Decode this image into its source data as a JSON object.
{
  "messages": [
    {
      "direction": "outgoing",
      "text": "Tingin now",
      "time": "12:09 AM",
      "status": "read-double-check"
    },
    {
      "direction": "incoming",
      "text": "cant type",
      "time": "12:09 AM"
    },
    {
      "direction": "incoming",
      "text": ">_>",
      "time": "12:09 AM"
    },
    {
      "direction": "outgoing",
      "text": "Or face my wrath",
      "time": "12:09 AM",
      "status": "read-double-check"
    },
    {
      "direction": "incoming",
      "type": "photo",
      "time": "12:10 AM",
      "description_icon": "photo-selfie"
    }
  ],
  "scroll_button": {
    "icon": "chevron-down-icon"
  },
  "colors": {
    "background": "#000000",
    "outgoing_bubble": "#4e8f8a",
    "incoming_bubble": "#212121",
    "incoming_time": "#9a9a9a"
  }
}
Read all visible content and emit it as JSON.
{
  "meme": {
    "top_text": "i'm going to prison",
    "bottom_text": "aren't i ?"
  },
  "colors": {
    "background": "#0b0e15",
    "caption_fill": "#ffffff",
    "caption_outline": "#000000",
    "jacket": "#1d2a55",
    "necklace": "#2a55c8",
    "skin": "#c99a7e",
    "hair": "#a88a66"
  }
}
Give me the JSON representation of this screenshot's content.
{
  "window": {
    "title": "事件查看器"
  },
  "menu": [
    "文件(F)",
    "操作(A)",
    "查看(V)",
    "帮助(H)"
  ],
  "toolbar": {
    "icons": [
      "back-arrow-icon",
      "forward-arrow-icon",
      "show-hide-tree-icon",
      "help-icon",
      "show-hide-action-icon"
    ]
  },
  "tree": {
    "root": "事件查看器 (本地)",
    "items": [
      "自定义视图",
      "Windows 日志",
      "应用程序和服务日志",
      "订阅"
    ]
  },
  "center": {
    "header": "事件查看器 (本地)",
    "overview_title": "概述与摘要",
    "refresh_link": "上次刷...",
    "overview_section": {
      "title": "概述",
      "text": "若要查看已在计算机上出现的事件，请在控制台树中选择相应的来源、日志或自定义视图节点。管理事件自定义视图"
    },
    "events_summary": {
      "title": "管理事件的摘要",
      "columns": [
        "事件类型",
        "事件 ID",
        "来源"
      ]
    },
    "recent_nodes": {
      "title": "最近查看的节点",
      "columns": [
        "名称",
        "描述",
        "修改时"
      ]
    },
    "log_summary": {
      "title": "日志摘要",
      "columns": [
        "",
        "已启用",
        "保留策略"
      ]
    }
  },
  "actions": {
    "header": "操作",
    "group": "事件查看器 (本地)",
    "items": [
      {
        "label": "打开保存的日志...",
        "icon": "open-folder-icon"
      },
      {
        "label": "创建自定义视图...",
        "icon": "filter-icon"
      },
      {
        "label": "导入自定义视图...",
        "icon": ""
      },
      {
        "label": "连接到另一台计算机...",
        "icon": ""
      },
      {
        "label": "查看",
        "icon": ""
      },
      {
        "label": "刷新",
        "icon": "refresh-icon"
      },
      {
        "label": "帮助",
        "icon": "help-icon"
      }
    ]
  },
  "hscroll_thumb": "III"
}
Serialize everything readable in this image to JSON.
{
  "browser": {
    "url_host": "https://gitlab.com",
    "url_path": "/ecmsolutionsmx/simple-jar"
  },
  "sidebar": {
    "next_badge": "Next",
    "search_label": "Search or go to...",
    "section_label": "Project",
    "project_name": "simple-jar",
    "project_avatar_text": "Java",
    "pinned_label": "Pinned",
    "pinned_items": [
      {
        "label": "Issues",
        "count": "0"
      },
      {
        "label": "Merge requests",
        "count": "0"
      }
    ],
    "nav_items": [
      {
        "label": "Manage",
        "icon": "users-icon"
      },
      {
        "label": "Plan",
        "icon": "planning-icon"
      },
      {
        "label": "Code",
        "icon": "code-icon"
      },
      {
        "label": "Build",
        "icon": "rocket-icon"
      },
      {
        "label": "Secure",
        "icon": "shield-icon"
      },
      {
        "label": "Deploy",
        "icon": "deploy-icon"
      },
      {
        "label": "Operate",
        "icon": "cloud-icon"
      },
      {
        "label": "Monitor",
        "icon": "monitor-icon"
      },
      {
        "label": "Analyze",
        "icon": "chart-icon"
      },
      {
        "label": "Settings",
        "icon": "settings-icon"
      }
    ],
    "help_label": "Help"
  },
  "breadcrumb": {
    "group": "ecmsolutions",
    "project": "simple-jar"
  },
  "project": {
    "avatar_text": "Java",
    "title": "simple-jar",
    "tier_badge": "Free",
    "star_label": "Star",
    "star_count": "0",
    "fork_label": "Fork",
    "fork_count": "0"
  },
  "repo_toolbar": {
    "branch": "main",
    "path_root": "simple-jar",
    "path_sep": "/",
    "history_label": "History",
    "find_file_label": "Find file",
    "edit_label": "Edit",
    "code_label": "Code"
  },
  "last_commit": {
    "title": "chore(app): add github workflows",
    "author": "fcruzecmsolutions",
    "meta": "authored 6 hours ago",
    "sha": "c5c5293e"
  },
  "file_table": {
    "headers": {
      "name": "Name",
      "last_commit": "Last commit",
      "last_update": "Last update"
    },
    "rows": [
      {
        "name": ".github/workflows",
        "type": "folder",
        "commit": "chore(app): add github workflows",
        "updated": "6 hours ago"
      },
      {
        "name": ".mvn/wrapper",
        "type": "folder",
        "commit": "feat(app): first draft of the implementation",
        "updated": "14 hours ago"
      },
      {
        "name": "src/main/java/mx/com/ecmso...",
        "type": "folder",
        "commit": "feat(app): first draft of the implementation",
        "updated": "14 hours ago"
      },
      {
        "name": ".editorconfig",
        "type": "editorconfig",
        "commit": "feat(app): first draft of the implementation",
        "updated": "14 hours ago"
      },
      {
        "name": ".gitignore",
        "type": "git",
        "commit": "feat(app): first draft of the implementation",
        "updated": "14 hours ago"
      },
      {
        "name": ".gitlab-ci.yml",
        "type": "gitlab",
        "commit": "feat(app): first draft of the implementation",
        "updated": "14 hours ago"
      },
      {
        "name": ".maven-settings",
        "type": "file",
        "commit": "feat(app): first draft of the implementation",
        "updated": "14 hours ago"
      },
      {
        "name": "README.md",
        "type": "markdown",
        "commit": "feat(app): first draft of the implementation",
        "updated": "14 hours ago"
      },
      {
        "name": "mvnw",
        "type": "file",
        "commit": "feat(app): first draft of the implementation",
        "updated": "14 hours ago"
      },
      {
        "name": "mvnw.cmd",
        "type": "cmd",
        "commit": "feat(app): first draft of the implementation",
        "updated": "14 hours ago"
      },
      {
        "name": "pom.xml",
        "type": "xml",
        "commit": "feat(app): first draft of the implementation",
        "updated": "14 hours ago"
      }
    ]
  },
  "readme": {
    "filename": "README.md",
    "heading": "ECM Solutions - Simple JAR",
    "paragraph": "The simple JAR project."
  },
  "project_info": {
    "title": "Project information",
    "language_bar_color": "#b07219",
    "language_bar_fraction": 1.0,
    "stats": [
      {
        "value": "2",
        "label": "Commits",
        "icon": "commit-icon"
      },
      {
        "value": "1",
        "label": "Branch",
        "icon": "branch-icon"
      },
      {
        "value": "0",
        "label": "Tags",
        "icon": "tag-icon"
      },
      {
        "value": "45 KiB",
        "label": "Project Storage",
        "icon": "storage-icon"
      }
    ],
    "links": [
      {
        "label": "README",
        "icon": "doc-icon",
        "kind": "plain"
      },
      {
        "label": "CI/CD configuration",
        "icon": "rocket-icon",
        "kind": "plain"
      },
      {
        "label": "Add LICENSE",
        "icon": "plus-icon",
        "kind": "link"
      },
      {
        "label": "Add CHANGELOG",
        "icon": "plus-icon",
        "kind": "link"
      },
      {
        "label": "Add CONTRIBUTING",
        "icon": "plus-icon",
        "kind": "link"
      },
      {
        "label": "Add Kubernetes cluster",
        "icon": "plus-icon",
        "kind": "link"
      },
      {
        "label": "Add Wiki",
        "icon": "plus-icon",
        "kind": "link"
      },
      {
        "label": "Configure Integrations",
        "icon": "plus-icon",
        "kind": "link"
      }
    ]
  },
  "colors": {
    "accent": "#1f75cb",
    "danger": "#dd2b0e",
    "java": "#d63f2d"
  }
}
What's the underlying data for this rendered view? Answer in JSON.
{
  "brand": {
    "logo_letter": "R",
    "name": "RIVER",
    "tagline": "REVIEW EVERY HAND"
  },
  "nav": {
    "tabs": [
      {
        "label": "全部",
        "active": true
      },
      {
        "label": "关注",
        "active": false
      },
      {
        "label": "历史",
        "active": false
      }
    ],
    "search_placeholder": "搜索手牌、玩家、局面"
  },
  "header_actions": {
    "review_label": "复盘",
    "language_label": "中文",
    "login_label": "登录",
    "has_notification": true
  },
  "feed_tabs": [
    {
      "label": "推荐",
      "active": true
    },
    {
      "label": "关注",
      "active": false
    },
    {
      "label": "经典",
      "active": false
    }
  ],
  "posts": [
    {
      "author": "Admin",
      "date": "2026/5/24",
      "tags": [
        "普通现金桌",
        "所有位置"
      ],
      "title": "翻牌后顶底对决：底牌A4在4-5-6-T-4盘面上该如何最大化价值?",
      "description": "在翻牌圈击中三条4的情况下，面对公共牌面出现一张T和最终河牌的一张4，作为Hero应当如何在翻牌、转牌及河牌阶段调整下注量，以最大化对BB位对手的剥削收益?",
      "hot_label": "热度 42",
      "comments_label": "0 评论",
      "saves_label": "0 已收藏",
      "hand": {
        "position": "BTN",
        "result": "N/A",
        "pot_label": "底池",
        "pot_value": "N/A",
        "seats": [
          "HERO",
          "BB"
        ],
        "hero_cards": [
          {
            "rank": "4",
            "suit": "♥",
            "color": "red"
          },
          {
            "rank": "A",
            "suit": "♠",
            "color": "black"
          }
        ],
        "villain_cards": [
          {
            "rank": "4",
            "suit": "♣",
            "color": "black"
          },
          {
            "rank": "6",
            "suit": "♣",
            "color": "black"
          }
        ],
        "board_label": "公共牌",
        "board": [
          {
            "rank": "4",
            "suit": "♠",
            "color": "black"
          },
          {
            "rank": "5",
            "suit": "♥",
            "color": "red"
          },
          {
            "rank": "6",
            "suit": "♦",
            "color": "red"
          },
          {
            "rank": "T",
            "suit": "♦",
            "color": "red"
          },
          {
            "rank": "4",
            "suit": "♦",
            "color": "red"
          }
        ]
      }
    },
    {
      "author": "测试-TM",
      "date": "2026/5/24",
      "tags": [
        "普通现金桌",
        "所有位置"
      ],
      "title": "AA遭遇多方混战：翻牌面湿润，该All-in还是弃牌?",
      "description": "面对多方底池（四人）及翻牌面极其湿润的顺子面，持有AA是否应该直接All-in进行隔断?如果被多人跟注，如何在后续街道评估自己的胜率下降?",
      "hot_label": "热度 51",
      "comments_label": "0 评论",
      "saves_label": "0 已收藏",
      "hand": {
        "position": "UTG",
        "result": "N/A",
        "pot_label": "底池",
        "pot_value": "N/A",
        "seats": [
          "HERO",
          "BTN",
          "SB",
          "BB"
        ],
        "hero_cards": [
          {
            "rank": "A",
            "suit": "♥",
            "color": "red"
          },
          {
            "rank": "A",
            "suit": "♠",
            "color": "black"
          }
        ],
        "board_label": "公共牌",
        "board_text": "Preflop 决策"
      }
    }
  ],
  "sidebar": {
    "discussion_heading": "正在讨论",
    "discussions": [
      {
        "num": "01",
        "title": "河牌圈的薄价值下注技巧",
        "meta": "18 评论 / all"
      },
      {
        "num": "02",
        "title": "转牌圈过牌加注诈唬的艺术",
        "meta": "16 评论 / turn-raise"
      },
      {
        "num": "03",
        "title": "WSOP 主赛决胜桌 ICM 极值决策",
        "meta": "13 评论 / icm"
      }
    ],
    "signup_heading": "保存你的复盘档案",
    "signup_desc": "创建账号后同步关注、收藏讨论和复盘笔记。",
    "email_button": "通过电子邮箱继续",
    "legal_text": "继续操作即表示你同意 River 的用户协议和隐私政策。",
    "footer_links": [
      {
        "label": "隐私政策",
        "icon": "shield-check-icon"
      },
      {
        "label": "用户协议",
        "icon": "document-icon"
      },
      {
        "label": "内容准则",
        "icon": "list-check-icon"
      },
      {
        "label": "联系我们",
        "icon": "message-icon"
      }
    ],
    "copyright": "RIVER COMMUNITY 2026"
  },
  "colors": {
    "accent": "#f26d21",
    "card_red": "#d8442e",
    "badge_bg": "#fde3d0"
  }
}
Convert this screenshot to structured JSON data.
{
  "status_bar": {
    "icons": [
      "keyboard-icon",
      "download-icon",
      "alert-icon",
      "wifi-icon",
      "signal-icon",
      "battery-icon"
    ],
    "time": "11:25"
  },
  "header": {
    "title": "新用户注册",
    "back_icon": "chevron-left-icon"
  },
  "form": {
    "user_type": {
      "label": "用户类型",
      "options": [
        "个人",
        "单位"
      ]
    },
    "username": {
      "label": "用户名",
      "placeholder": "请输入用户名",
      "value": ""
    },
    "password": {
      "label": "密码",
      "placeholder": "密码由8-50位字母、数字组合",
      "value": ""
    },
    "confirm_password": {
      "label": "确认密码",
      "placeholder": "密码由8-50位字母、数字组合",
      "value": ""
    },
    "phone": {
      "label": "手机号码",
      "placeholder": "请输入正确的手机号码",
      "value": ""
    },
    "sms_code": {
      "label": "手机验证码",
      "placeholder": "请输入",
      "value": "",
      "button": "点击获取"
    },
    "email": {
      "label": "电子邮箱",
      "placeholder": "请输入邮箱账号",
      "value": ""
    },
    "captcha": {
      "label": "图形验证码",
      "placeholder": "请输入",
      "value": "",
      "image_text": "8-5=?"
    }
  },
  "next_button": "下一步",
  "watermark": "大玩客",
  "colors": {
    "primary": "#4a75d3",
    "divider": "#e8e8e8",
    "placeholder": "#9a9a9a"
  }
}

------------------------------------------------------------

Check each line of the records for the word "chore", and show the lines that contain it.

    "title": "chore(app): add github workflows",
        "commit": "chore(app): add github workflows",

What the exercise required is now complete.